Document passage:
----

A pooled fund called a fund of funds (FOF) holds a portfolio of other funds rather than making direct investments in stocks, bonds, or other securities. It may invest in one or more schemes from the same fund house or from different fund houses.

What is a Fund of Funds?

A mutual fund that uses its pool of resources to invest in various other types of mutual funds on the market is known as a fund of funds. Depending on the manager’s primary objective, fund of funds MFs have portfolios with varying degrees of risk.

If the portfolio manager’s main goal is to maximise yields, then mutual funds with larger NAVs will be targeted, even though they come with a higher level of risk.

Depending on the asset management company’s discretion, these mutual funds may be utilised to invest in both domestic and international funds. This expands the fund funds’ diversification.

They are maintained by highly skilled, experienced professional portfolio managers, which is their defining quality. This helps to some extent ensure correct market projections, reducing the likelihood of sustaining a loss.

How Does It Work?

Mutual funds make investments in a variety of products, including debt and equity instruments. On behalf of their investors, they make investments in a company’s stock and debt securities. As FoF invests in other mutual funds, depending on the underlying investment strategy, the fund manager may invest in a single fund or funds from various fund houses.

Advantages Of Investing In Fund of Funds 

Let’s now take a closer look at some of the main benefits of FOFs.

1. Easy Rebalancing

Rebalancing is essential when it comes to managing the investment portfolio. It could be necessary for investors to sell some investments and buy others in order to rebalance their portfolios. 

2. Diversification

The main benefit of a fund of funds is that it allows investors to access a variety of mutual funds with various investment objectives with just one investment. The best performing mutual funds on the market that each focus on a specific asset or kind of fund are targeted by the fund of funds.

Due to the variety of the underlying portfolio, both returns and risks are optimized, usually ensuring gains through diversification. Investors can explore various fof like the axis global innovation fund of fund on Kuvera.

3. The Various Fund Managers’ Investment Strategies

FOFs invest in a variety of mutual funds, both domestic and international. The benefit of investing in a portfolio that is managed generally by many fund managers and their research teams is thus available to FOF investors.

----

Material shown:
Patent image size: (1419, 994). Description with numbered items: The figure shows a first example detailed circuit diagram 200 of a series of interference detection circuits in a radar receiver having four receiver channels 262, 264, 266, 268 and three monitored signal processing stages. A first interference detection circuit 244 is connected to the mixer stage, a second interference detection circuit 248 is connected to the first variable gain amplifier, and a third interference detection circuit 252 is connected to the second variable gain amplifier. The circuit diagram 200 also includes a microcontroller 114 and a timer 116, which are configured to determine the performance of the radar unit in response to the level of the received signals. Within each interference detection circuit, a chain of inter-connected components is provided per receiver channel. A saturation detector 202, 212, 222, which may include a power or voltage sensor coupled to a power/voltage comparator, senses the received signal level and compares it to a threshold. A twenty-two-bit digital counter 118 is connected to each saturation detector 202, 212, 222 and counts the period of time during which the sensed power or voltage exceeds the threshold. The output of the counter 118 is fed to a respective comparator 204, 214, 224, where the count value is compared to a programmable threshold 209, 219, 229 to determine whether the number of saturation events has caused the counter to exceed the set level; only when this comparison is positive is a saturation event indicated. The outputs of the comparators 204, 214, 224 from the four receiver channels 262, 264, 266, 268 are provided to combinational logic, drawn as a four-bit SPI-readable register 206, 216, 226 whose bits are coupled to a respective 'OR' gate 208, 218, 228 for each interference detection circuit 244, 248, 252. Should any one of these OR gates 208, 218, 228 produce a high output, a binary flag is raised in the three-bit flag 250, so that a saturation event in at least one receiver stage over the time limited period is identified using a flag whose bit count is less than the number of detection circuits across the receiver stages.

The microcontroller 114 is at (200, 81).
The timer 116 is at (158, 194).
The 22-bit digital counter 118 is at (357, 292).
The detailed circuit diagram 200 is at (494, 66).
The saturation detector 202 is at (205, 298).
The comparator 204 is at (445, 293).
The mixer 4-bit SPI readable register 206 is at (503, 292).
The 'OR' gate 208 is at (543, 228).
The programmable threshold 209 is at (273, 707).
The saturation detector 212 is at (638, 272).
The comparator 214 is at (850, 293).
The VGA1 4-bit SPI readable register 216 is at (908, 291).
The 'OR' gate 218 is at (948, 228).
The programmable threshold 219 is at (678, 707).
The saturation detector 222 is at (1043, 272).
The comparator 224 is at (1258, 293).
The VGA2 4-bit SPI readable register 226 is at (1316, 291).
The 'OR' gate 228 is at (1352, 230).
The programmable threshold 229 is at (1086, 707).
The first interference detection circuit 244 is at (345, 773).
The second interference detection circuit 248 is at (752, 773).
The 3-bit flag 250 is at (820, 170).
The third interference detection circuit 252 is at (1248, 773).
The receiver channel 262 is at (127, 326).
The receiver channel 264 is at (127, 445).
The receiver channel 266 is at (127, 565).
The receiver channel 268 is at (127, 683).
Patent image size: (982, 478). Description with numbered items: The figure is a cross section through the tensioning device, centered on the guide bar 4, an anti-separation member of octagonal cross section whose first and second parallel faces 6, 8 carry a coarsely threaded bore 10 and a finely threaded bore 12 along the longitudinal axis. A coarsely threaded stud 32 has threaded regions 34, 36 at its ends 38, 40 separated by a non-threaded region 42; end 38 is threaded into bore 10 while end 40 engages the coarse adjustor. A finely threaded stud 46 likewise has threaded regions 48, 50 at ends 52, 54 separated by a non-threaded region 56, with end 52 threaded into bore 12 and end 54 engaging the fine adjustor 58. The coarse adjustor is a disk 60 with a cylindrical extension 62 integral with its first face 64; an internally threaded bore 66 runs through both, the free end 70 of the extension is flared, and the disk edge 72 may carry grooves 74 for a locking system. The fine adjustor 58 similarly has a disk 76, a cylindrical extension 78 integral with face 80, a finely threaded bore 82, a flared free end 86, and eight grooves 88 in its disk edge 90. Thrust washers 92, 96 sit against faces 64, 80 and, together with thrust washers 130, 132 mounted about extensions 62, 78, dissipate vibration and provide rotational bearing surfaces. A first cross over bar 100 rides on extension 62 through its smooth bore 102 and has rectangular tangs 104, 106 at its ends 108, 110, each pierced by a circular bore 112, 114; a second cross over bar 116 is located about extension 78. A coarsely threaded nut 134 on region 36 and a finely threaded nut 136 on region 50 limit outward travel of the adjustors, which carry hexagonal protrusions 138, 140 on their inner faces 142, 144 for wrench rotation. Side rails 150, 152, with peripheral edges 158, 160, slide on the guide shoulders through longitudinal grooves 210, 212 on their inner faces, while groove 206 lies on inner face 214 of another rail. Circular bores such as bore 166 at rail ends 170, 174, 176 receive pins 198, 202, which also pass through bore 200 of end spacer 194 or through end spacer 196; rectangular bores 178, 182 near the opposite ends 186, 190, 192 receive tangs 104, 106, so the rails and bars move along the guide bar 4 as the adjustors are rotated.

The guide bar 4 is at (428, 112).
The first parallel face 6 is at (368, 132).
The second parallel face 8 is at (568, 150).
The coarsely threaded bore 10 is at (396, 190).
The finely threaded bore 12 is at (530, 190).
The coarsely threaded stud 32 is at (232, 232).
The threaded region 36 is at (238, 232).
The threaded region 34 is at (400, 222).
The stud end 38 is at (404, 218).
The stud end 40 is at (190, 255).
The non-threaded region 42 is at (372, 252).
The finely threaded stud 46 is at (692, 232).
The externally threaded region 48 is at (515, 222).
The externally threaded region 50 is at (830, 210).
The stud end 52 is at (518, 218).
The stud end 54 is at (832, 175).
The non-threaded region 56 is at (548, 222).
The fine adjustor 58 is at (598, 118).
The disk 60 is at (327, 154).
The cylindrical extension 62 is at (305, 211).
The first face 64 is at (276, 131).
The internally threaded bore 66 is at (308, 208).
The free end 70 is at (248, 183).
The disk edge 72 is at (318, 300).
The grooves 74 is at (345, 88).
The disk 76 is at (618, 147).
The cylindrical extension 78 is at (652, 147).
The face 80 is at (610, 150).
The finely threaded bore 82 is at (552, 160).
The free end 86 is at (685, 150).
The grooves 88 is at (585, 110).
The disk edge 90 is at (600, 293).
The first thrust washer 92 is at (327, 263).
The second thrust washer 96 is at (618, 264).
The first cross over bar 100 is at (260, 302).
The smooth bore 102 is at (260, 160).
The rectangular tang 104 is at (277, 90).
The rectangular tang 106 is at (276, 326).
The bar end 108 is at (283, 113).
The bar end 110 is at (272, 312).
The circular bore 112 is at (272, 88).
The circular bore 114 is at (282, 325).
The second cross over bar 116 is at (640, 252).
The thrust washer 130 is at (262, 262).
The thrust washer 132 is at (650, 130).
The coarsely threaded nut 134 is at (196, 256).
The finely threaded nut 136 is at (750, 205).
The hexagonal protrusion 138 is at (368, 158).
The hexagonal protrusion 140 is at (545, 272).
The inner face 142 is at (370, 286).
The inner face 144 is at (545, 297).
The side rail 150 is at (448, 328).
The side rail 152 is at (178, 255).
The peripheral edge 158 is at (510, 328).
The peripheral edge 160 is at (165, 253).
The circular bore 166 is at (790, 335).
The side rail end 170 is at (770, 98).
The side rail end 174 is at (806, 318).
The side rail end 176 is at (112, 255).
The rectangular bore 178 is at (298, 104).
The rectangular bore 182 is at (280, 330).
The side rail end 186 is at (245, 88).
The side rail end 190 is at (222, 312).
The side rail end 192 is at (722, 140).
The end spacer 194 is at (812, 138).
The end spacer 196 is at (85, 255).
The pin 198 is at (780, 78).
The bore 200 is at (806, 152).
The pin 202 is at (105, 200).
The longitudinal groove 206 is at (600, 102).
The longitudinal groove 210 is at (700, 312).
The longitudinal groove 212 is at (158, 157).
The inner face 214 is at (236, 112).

----

Exercise instructions:
[a] Reproduce the fund of funds passage word for word, from "They are maintained" up to and including "Does It Work?".
[b] List the advantages that the fund of funds passage gives as numbered headings.
The rows have nothing to do with the work here.

Answers by task:
[a]
They are maintained by highly skilled, experienced professional portfolio managers, which is their defining quality. This helps to some extent ensure correct market projections, reducing the likelihood of sustaining a loss.

How Does It Work?

[b]
1. Easy Rebalancing
2. Diversification
3. The Various Fund Managers' Investment Strategies